> Exercise:
Reproduce all of the data word for word.

> Provided records:
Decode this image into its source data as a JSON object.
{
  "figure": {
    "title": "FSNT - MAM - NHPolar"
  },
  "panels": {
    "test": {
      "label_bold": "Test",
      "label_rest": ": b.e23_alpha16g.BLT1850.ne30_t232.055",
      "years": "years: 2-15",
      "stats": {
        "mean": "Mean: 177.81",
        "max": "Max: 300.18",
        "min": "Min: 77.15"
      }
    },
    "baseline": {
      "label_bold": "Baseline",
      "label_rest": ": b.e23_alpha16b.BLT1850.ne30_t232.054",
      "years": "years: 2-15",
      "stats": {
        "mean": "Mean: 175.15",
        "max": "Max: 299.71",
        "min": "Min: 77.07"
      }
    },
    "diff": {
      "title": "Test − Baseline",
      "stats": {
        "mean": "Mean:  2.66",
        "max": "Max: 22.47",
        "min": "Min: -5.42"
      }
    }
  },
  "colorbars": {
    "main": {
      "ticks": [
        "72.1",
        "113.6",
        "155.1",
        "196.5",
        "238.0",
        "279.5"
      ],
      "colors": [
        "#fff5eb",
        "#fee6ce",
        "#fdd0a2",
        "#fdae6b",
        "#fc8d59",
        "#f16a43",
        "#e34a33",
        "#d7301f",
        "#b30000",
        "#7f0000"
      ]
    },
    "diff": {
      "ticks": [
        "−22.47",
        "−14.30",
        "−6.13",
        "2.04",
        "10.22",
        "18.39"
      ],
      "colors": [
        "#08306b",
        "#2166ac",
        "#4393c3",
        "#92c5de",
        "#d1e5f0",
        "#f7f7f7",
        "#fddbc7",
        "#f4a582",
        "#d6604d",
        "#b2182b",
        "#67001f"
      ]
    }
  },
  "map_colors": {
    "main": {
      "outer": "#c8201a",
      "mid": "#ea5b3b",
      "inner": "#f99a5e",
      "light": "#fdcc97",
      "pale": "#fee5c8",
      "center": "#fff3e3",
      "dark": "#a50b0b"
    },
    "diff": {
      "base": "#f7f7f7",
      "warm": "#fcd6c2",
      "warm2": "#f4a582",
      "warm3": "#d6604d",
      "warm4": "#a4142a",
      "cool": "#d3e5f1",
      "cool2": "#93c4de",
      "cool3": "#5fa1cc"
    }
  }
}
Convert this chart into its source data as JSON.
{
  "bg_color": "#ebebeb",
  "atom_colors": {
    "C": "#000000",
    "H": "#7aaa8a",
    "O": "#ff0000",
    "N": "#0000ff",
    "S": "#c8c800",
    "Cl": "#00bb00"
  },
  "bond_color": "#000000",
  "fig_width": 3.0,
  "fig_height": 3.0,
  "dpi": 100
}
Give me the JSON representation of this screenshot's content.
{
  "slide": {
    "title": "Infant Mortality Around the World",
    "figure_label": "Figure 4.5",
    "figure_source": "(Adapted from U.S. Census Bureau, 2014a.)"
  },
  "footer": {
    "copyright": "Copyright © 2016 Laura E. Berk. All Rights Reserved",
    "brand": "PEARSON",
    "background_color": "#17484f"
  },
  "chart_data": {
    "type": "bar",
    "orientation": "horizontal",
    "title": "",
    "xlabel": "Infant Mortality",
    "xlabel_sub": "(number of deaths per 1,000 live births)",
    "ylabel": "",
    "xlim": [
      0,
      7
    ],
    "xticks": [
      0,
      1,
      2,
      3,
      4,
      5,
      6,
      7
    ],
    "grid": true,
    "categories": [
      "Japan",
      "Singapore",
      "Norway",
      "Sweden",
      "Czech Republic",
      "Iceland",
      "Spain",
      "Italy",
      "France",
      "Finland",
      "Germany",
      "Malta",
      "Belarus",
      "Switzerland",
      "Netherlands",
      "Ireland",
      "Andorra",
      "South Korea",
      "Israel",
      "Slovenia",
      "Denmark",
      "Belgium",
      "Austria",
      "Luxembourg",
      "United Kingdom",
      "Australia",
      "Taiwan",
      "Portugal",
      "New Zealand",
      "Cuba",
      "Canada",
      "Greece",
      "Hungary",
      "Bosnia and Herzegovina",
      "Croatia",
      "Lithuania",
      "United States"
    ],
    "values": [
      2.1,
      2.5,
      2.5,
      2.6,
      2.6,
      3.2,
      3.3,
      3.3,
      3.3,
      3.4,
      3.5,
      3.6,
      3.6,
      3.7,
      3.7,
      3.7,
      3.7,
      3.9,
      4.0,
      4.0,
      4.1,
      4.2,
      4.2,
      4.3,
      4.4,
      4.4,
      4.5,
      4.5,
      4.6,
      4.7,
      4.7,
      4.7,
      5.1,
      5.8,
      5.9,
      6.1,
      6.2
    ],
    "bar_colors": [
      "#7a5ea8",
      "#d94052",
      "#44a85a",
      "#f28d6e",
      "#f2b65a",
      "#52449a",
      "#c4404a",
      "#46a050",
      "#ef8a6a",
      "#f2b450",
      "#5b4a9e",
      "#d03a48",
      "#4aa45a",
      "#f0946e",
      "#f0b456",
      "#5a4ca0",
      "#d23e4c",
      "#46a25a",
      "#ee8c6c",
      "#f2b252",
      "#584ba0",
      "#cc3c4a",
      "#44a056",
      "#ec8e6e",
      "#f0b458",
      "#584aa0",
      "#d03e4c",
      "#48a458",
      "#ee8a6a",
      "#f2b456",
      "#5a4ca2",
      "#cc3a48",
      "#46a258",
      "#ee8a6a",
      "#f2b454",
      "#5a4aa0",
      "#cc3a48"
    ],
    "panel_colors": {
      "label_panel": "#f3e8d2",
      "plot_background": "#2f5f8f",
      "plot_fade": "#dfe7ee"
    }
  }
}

> Answer to the exercise:
Decode this image into its source data as a JSON object.
{
  "figure": {
    "title": "FSNT - MAM - NHPolar"
  },
  "panels": {
    "test": {
      "label_bold": "Test",
      "label_rest": ": b.e23_alpha16g.BLT1850.ne30_t232.055",
      "years": "years: 2-15",
      "stats": {
        "mean": "Mean: 177.81",
        "max": "Max: 300.18",
        "min": "Min: 77.15"
      }
    },
    "baseline": {
      "label_bold": "Baseline",
      "label_rest": ": b.e23_alpha16b.BLT1850.ne30_t232.054",
      "years": "years: 2-15",
      "stats": {
        "mean": "Mean: 175.15",
        "max": "Max: 299.71",
        "min": "Min: 77.07"
      }
    },
    "diff": {
      "title": "Test − Baseline",
      "stats": {
        "mean": "Mean:  2.66",
        "max": "Max: 22.47",
        "min": "Min: -5.42"
      }
    }
  },
  "colorbars": {
    "main": {
      "ticks": [
        "72.1",
        "113.6",
        "155.1",
        "196.5",
        "238.0",
        "279.5"
      ],
      "colors": [
        "#fff5eb",
        "#fee6ce",
        "#fdd0a2",
        "#fdae6b",
        "#fc8d59",
        "#f16a43",
        "#e34a33",
        "#d7301f",
        "#b30000",
        "#7f0000"
      ]
    },
    "diff": {
      "ticks": [
        "−22.47",
        "−14.30",
        "−6.13",
        "2.04",
        "10.22",
        "18.39"
      ],
      "colors": [
        "#08306b",
        "#2166ac",
        "#4393c3",
        "#92c5de",
        "#d1e5f0",
        "#f7f7f7",
        "#fddbc7",
        "#f4a582",
        "#d6604d",
        "#b2182b",
        "#67001f"
      ]
    }
  },
  "map_colors": {
    "main": {
      "outer": "#c8201a",
      "mid": "#ea5b3b",
      "inner": "#f99a5e",
      "light": "#fdcc97",
      "pale": "#fee5c8",
      "center": "#fff3e3",
      "dark": "#a50b0b"
    },
    "diff": {
      "base": "#f7f7f7",
      "warm": "#fcd6c2",
      "warm2": "#f4a582",
      "warm3": "#d6604d",
      "warm4": "#a4142a",
      "cool": "#d3e5f1",
      "cool2": "#93c4de",
      "cool3": "#5fa1cc"
    }
  }
}
Convert this chart into its source data as JSON.
{
  "bg_color": "#ebebeb",
  "atom_colors": {
    "C": "#000000",
    "H": "#7aaa8a",
    "O": "#ff0000",
    "N": "#0000ff",
    "S": "#c8c800",
    "Cl": "#00bb00"
  },
  "bond_color": "#000000",
  "fig_width": 3.0,
  "fig_height": 3.0,
  "dpi": 100
}
Give me the JSON representation of this screenshot's content.
{
  "slide": {
    "title": "Infant Mortality Around the World",
    "figure_label": "Figure 4.5",
    "figure_source": "(Adapted from U.S. Census Bureau, 2014a.)"
  },
  "footer": {
    "copyright": "Copyright © 2016 Laura E. Berk. All Rights Reserved",
    "brand": "PEARSON",
    "background_color": "#17484f"
  },
  "chart_data": {
    "type": "bar",
    "orientation": "horizontal",
    "title": "",
    "xlabel": "Infant Mortality",
    "xlabel_sub": "(number of deaths per 1,000 live births)",
    "ylabel": "",
    "xlim": [
      0,
      7
    ],
    "xticks": [
      0,
      1,
      2,
      3,
      4,
      5,
      6,
      7
    ],
    "grid": true,
    "categories": [
      "Japan",
      "Singapore",
      "Norway",
      "Sweden",
      "Czech Republic",
      "Iceland",
      "Spain",
      "Italy",
      "France",
      "Finland",
      "Germany",
      "Malta",
      "Belarus",
      "Switzerland",
      "Netherlands",
      "Ireland",
      "Andorra",
      "South Korea",
      "Israel",
      "Slovenia",
      "Denmark",
      "Belgium",
      "Austria",
      "Luxembourg",
      "United Kingdom",
      "Australia",
      "Taiwan",
      "Portugal",
      "New Zealand",
      "Cuba",
      "Canada",
      "Greece",
      "Hungary",
      "Bosnia and Herzegovina",
      "Croatia",
      "Lithuania",
      "United States"
    ],
    "values": [
      2.1,
      2.5,
      2.5,
      2.6,
      2.6,
      3.2,
      3.3,
      3.3,
      3.3,
      3.4,
      3.5,
      3.6,
      3.6,
      3.7,
      3.7,
      3.7,
      3.7,
      3.9,
      4.0,
      4.0,
      4.1,
      4.2,
      4.2,
      4.3,
      4.4,
      4.4,
      4.5,
      4.5,
      4.6,
      4.7,
      4.7,
      4.7,
      5.1,
      5.8,
      5.9,
      6.1,
      6.2
    ],
    "bar_colors": [
      "#7a5ea8",
      "#d94052",
      "#44a85a",
      "#f28d6e",
      "#f2b65a",
      "#52449a",
      "#c4404a",
      "#46a050",
      "#ef8a6a",
      "#f2b450",
      "#5b4a9e",
      "#d03a48",
      "#4aa45a",
      "#f0946e",
      "#f0b456",
      "#5a4ca0",
      "#d23e4c",
      "#46a25a",
      "#ee8c6c",
      "#f2b252",
      "#584ba0",
      "#cc3c4a",
      "#44a056",
      "#ec8e6e",
      "#f0b458",
      "#584aa0",
      "#d03e4c",
      "#48a458",
      "#ee8a6a",
      "#f2b456",
      "#5a4ca2",
      "#cc3a48",
      "#46a258",
      "#ee8a6a",
      "#f2b454",
      "#5a4aa0",
      "#cc3a48"
    ],
    "panel_colors": {
      "label_panel": "#f3e8d2",
      "plot_background": "#2f5f8f",
      "plot_fade": "#dfe7ee"
    }
  }
}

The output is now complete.